--- START DATA ENTRIES ---

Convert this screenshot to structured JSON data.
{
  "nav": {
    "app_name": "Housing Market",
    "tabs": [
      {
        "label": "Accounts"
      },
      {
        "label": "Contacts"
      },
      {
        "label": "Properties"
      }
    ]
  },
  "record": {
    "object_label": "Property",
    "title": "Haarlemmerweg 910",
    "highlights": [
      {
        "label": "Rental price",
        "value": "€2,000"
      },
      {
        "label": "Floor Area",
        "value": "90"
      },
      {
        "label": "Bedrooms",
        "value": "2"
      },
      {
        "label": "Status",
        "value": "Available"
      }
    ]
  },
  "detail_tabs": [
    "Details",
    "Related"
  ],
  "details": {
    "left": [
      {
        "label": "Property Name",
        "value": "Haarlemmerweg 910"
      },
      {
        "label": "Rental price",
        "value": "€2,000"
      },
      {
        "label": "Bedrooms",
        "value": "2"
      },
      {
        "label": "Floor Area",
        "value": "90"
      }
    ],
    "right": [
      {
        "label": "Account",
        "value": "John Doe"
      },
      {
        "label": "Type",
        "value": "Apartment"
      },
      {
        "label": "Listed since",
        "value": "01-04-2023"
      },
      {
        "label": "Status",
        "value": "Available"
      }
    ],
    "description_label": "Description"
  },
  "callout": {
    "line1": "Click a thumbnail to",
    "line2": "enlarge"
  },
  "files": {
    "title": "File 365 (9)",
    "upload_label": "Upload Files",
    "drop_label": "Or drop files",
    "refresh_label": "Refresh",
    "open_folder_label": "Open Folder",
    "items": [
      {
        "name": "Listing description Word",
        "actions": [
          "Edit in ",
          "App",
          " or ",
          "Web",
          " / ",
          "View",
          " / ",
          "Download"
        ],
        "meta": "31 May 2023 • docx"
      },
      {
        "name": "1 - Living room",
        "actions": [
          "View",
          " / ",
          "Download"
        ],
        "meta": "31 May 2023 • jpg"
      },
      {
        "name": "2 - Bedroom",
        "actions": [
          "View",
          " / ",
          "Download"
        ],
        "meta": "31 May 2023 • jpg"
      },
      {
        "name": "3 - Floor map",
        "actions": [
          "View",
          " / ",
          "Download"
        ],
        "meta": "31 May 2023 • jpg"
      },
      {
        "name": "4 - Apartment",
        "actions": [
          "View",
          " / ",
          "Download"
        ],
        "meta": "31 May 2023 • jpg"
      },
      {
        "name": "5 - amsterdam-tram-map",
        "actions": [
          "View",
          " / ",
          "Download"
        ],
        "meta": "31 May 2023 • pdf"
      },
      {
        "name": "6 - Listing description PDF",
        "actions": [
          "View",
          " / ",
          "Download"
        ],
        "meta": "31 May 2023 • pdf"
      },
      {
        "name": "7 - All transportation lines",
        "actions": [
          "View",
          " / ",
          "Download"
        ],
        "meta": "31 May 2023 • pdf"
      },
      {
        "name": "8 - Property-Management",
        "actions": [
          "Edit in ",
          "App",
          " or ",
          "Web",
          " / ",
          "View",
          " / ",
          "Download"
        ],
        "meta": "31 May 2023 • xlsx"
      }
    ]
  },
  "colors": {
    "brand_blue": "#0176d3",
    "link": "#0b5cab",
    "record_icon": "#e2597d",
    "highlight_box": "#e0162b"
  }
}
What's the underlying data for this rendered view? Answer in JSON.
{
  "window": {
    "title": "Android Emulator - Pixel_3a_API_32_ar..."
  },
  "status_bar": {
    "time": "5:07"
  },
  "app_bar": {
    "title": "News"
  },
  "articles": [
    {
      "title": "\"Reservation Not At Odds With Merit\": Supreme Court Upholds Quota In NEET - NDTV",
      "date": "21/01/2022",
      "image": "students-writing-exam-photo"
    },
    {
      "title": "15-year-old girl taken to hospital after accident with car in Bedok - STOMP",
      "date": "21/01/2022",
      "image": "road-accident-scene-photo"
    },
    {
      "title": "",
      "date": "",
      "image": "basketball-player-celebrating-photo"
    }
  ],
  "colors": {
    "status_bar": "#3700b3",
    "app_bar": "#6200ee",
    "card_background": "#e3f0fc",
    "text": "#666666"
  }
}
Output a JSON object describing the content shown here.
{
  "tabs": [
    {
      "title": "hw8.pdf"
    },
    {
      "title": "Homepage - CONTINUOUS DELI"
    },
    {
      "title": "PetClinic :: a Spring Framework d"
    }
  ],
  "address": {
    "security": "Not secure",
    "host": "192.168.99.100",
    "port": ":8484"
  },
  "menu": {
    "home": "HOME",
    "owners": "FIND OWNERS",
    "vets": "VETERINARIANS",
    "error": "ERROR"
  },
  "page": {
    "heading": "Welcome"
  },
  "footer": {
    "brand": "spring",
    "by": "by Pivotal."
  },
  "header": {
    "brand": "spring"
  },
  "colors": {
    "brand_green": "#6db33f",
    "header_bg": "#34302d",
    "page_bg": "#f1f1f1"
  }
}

--- END DATA ENTRIES ---

GOAL: Quote the data in full, keeping each word unchanged.

EXERCISE ANSWER:
Convert this screenshot to structured JSON data.
{
  "nav": {
    "app_name": "Housing Market",
    "tabs": [
      {
        "label": "Accounts"
      },
      {
        "label": "Contacts"
      },
      {
        "label": "Properties"
      }
    ]
  },
  "record": {
    "object_label": "Property",
    "title": "Haarlemmerweg 910",
    "highlights": [
      {
        "label": "Rental price",
        "value": "€2,000"
      },
      {
        "label": "Floor Area",
        "value": "90"
      },
      {
        "label": "Bedrooms",
        "value": "2"
      },
      {
        "label": "Status",
        "value": "Available"
      }
    ]
  },
  "detail_tabs": [
    "Details",
    "Related"
  ],
  "details": {
    "left": [
      {
        "label": "Property Name",
        "value": "Haarlemmerweg 910"
      },
      {
        "label": "Rental price",
        "value": "€2,000"
      },
      {
        "label": "Bedrooms",
        "value": "2"
      },
      {
        "label": "Floor Area",
        "value": "90"
      }
    ],
    "right": [
      {
        "label": "Account",
        "value": "John Doe"
      },
      {
        "label": "Type",
        "value": "Apartment"
      },
      {
        "label": "Listed since",
        "value": "01-04-2023"
      },
      {
        "label": "Status",
        "value": "Available"
      }
    ],
    "description_label": "Description"
  },
  "callout": {
    "line1": "Click a thumbnail to",
    "line2": "enlarge"
  },
  "files": {
    "title": "File 365 (9)",
    "upload_label": "Upload Files",
    "drop_label": "Or drop files",
    "refresh_label": "Refresh",
    "open_folder_label": "Open Folder",
    "items": [
      {
        "name": "Listing description Word",
        "actions": [
          "Edit in ",
          "App",
          " or ",
          "Web",
          " / ",
          "View",
          " / ",
          "Download"
        ],
        "meta": "31 May 2023 • docx"
      },
      {
        "name": "1 - Living room",
        "actions": [
          "View",
          " / ",
          "Download"
        ],
        "meta": "31 May 2023 • jpg"
      },
      {
        "name": "2 - Bedroom",
        "actions": [
          "View",
          " / ",
          "Download"
        ],
        "meta": "31 May 2023 • jpg"
      },
      {
        "name": "3 - Floor map",
        "actions": [
          "View",
          " / ",
          "Download"
        ],
        "meta": "31 May 2023 • jpg"
      },
      {
        "name": "4 - Apartment",
        "actions": [
          "View",
          " / ",
          "Download"
        ],
        "meta": "31 May 2023 • jpg"
      },
      {
        "name": "5 - amsterdam-tram-map",
        "actions": [
          "View",
          " / ",
          "Download"
        ],
        "meta": "31 May 2023 • pdf"
      },
      {
        "name": "6 - Listing description PDF",
        "actions": [
          "View",
          " / ",
          "Download"
        ],
        "meta": "31 May 2023 • pdf"
      },
      {
        "name": "7 - All transportation lines",
        "actions": [
          "View",
          " / ",
          "Download"
        ],
        "meta": "31 May 2023 • pdf"
      },
      {
        "name": "8 - Property-Management",
        "actions": [
          "Edit in ",
          "App",
          " or ",
          "Web",
          " / ",
          "View",
          " / ",
          "Download"
        ],
        "meta": "31 May 2023 • xlsx"
      }
    ]
  },
  "colors": {
    "brand_blue": "#0176d3",
    "link": "#0b5cab",
    "record_icon": "#e2597d",
    "highlight_box": "#e0162b"
  }
}
What's the underlying data for this rendered view? Answer in JSON.
{
  "window": {
    "title": "Android Emulator - Pixel_3a_API_32_ar..."
  },
  "status_bar": {
    "time": "5:07"
  },
  "app_bar": {
    "title": "News"
  },
  "articles": [
    {
      "title": "\"Reservation Not At Odds With Merit\": Supreme Court Upholds Quota In NEET - NDTV",
      "date": "21/01/2022",
      "image": "students-writing-exam-photo"
    },
    {
      "title": "15-year-old girl taken to hospital after accident with car in Bedok - STOMP",
      "date": "21/01/2022",
      "image": "road-accident-scene-photo"
    },
    {
      "title": "",
      "date": "",
      "image": "basketball-player-celebrating-photo"
    }
  ],
  "colors": {
    "status_bar": "#3700b3",
    "app_bar": "#6200ee",
    "card_background": "#e3f0fc",
    "text": "#666666"
  }
}
Output a JSON object describing the content shown here.
{
  "tabs": [
    {
      "title": "hw8.pdf"
    },
    {
      "title": "Homepage - CONTINUOUS DELI"
    },
    {
      "title": "PetClinic :: a Spring Framework d"
    }
  ],
  "address": {
    "security": "Not secure",
    "host": "192.168.99.100",
    "port": ":8484"
  },
  "menu": {
    "home": "HOME",
    "owners": "FIND OWNERS",
    "vets": "VETERINARIANS",
    "error": "ERROR"
  },
  "page": {
    "heading": "Welcome"
  },
  "footer": {
    "brand": "spring",
    "by": "by Pivotal."
  },
  "header": {
    "brand": "spring"
  },
  "colors": {
    "brand_green": "#6db33f",
    "header_bg": "#34302d",
    "page_bg": "#f1f1f1"
  }
}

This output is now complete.